Exercise description:
Print the entries below word for word; the pictures stay out of your copy.

** BEGIN Exercise inputs **

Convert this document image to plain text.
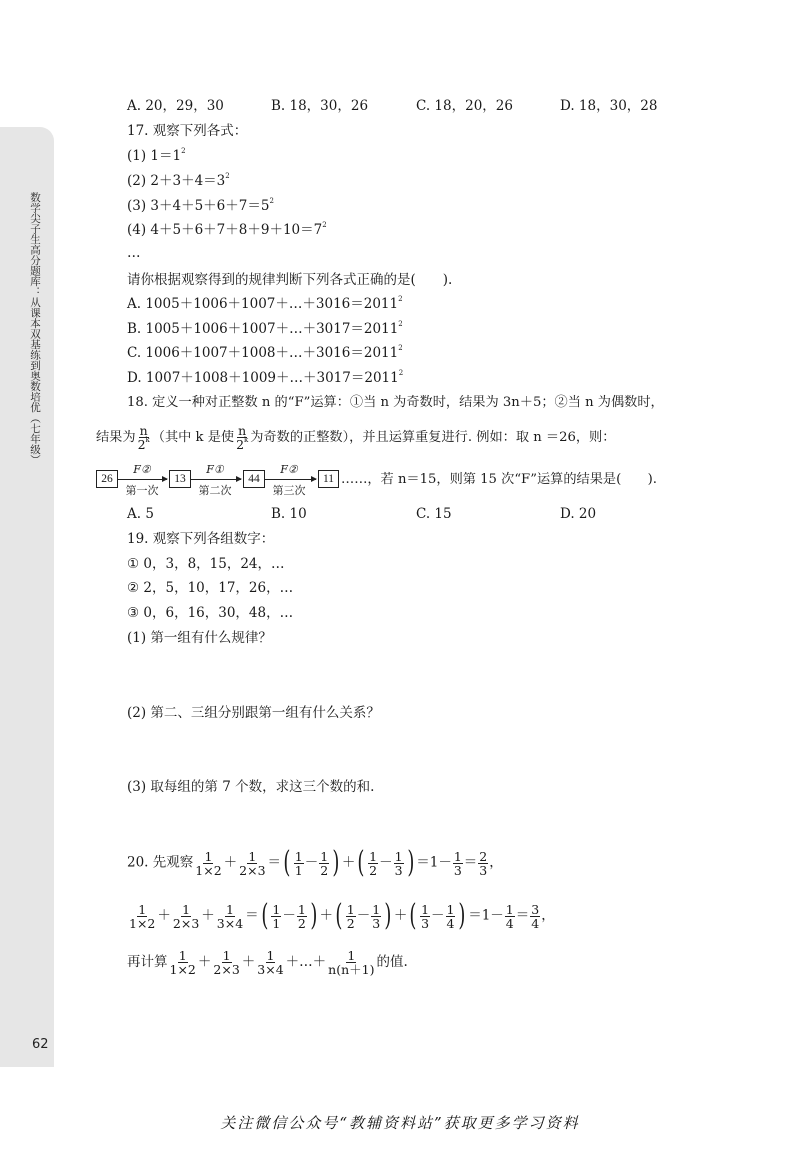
数学尖子生高分题库：从课本双基练到奥数培优（七年级）
62
A. 20，29，30	B. 18，30，26	C. 18，20，26	D. 18，30，28
17. 观察下列各式：
(1) $1=1^2$
(2) $2+3+4=3^2$
(3) $3+4+5+6+7=5^2$
(4) $4+5+6+7+8+9+10=7^2$
…
请你根据观察得到的规律判断下列各式正确的是(　　).
A. $1005+1006+1007+\dots+3016=2011^2$
B. $1005+1006+1007+\dots+3017=2011^2$
C. $1006+1007+1008+\dots+3016=2011^2$
D. $1007+1008+1009+\dots+3017=2011^2$
18. 定义一种对正整数 n 的“F”运算：①当 n 为奇数时，结果为 3n＋5；②当 n 为偶数时，
结果为 $\frac{n}{2^k}$ （其中 k 是使 $\frac{n}{2^k}$ 为奇数的正整数），并且运算重复进行. 例如：取 n ＝26，则：
26
F②
第一次
13
F①
第二次
44
F②
第三次
11 ……，若 n＝15，则第 15 次“F”运算的结果是(　　).
A. 5	B. 10	C. 15	D. 20
19. 观察下列各组数字：
① 0，3，8，15，24，…
② 2，5，10，17，26，…
③ 0，6，16，30，48，…
(1) 第一组有什么规律？
(2) 第二、三组分别跟第一组有什么关系？
(3) 取每组的第 7 个数，求这三个数的和.
20. 先观察 $\frac{1}{1\times 2} + \frac{1}{2\times 3}$ ＝( $\frac{1}{1} - \frac{1}{2}$ ) ＋( $\frac{1}{2} - \frac{1}{3}$ ) $=1- \frac{1}{3} = \frac{2}{3}$ ，
$\frac{1}{1\times 2} + \frac{1}{2\times 3} + \frac{1}{3\times 4}$ ＝( $\frac{1}{1} - \frac{1}{2}$ ) ＋( $\frac{1}{2} - \frac{1}{3}$ ) ＋( $\frac{1}{3} - \frac{1}{4}$ ) $=1- \frac{1}{4} = \frac{3}{4}$ ，
再计算 $\frac{1}{1\times 2} + \frac{1}{2\times 3} + \frac{1}{3\times 4}$ ＋…＋ $\frac{1}{n(n+1)}$ 的值.
关注微信公众号“教辅资料站”获取更多学习资料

** END Exercise inputs **

Complete output:
Convert this document image to plain text.
数学尖子生高分题库：从课本双基练到奥数培优（七年级）
62
A. 20，29，30	B. 18，30，26	C. 18，20，26	D. 18，30，28
17. 观察下列各式：
(1) $1=1^2$
(2) $2+3+4=3^2$
(3) $3+4+5+6+7=5^2$
(4) $4+5+6+7+8+9+10=7^2$
…
请你根据观察得到的规律判断下列各式正确的是(　　).
A. $1005+1006+1007+\dots+3016=2011^2$
B. $1005+1006+1007+\dots+3017=2011^2$
C. $1006+1007+1008+\dots+3016=2011^2$
D. $1007+1008+1009+\dots+3017=2011^2$
18. 定义一种对正整数 n 的“F”运算：①当 n 为奇数时，结果为 3n＋5；②当 n 为偶数时，
结果为 $\frac{n}{2^k}$ （其中 k 是使 $\frac{n}{2^k}$ 为奇数的正整数），并且运算重复进行. 例如：取 n ＝26，则：
26
F②
第一次
13
F①
第二次
44
F②
第三次
11 ……，若 n＝15，则第 15 次“F”运算的结果是(　　).
A. 5	B. 10	C. 15	D. 20
19. 观察下列各组数字：
① 0，3，8，15，24，…
② 2，5，10，17，26，…
③ 0，6，16，30，48，…
(1) 第一组有什么规律？
(2) 第二、三组分别跟第一组有什么关系？
(3) 取每组的第 7 个数，求这三个数的和.
20. 先观察 $\frac{1}{1\times 2} + \frac{1}{2\times 3}$ ＝( $\frac{1}{1} - \frac{1}{2}$ ) ＋( $\frac{1}{2} - \frac{1}{3}$ ) $=1- \frac{1}{3} = \frac{2}{3}$ ，
$\frac{1}{1\times 2} + \frac{1}{2\times 3} + \frac{1}{3\times 4}$ ＝( $\frac{1}{1} - \frac{1}{2}$ ) ＋( $\frac{1}{2} - \frac{1}{3}$ ) ＋( $\frac{1}{3} - \frac{1}{4}$ ) $=1- \frac{1}{4} = \frac{3}{4}$ ，
再计算 $\frac{1}{1\times 2} + \frac{1}{2\times 3} + \frac{1}{3\times 4}$ ＋…＋ $\frac{1}{n(n+1)}$ 的值.
关注微信公众号“教辅资料站”获取更多学习资料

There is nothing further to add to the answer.